··· DATASET ···

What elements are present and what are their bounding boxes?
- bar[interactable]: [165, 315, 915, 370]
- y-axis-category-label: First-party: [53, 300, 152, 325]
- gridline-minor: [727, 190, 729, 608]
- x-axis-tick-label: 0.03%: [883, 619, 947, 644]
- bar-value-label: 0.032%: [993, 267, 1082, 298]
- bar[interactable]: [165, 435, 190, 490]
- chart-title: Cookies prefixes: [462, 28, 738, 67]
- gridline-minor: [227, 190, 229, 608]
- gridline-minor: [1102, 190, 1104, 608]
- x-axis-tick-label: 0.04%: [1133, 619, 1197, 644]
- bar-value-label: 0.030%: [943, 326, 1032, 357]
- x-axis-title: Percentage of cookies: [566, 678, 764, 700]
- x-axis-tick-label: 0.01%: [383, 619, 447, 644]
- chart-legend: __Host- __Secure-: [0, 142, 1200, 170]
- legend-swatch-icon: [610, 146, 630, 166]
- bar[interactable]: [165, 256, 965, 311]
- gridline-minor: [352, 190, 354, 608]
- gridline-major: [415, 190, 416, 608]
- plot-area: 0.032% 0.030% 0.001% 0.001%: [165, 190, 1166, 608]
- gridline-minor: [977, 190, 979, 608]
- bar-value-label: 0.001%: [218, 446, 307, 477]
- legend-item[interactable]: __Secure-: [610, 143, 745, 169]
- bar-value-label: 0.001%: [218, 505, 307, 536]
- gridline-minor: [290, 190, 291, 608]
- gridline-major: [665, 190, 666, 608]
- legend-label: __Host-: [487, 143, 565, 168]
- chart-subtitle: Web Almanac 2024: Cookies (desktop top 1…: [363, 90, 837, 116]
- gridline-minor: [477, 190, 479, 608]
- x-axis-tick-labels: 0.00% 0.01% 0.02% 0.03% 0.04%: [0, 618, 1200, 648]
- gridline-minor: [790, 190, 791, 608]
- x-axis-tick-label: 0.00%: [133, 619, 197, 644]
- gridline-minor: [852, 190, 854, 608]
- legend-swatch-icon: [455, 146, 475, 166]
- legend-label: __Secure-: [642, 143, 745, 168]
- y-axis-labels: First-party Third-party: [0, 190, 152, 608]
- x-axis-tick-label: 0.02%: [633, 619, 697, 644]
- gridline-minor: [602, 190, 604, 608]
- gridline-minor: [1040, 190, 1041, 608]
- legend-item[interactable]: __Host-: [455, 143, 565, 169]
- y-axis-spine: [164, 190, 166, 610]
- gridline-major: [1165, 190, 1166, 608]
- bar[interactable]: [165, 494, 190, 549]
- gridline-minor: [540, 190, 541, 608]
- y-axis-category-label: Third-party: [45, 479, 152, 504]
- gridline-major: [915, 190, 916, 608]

···

• TASK OBJECTIVE: Reproduce every line of the material above word for word.

• FINAL RESULT:
What elements are present and what are their bounding boxes?
- bar[interactable]: [165, 315, 915, 370]
- y-axis-category-label: First-party: [53, 300, 152, 325]
- gridline-minor: [727, 190, 729, 608]
- x-axis-tick-label: 0.03%: [883, 619, 947, 644]
- bar-value-label: 0.032%: [993, 267, 1082, 298]
- bar[interactable]: [165, 435, 190, 490]
- chart-title: Cookies prefixes: [462, 28, 738, 67]
- gridline-minor: [227, 190, 229, 608]
- gridline-minor: [1102, 190, 1104, 608]
- x-axis-tick-label: 0.04%: [1133, 619, 1197, 644]
- bar-value-label: 0.030%: [943, 326, 1032, 357]
- x-axis-title: Percentage of cookies: [566, 678, 764, 700]
- x-axis-tick-label: 0.01%: [383, 619, 447, 644]
- chart-legend: __Host- __Secure-: [0, 142, 1200, 170]
- legend-swatch-icon: [610, 146, 630, 166]
- bar[interactable]: [165, 256, 965, 311]
- gridline-minor: [352, 190, 354, 608]
- gridline-major: [415, 190, 416, 608]
- plot-area: 0.032% 0.030% 0.001% 0.001%: [165, 190, 1166, 608]
- gridline-minor: [977, 190, 979, 608]
- bar-value-label: 0.001%: [218, 446, 307, 477]
- legend-item[interactable]: __Secure-: [610, 143, 745, 169]
- bar-value-label: 0.001%: [218, 505, 307, 536]
- gridline-minor: [290, 190, 291, 608]
- gridline-major: [665, 190, 666, 608]
- legend-label: __Host-: [487, 143, 565, 168]
- chart-subtitle: Web Almanac 2024: Cookies (desktop top 1…: [363, 90, 837, 116]
- gridline-minor: [477, 190, 479, 608]
- x-axis-tick-labels: 0.00% 0.01% 0.02% 0.03% 0.04%: [0, 618, 1200, 648]
- gridline-minor: [790, 190, 791, 608]
- x-axis-tick-label: 0.00%: [133, 619, 197, 644]
- gridline-minor: [852, 190, 854, 608]
- legend-swatch-icon: [455, 146, 475, 166]
- legend-label: __Secure-: [642, 143, 745, 168]
- y-axis-labels: First-party Third-party: [0, 190, 152, 608]
- x-axis-tick-label: 0.02%: [633, 619, 697, 644]
- gridline-minor: [602, 190, 604, 608]
- gridline-minor: [1040, 190, 1041, 608]
- legend-item[interactable]: __Host-: [455, 143, 565, 169]
- y-axis-spine: [164, 190, 166, 610]
- gridline-major: [1165, 190, 1166, 608]
- bar[interactable]: [165, 494, 190, 549]
- gridline-minor: [540, 190, 541, 608]
- y-axis-category-label: Third-party: [45, 479, 152, 504]
- gridline-major: [915, 190, 916, 608]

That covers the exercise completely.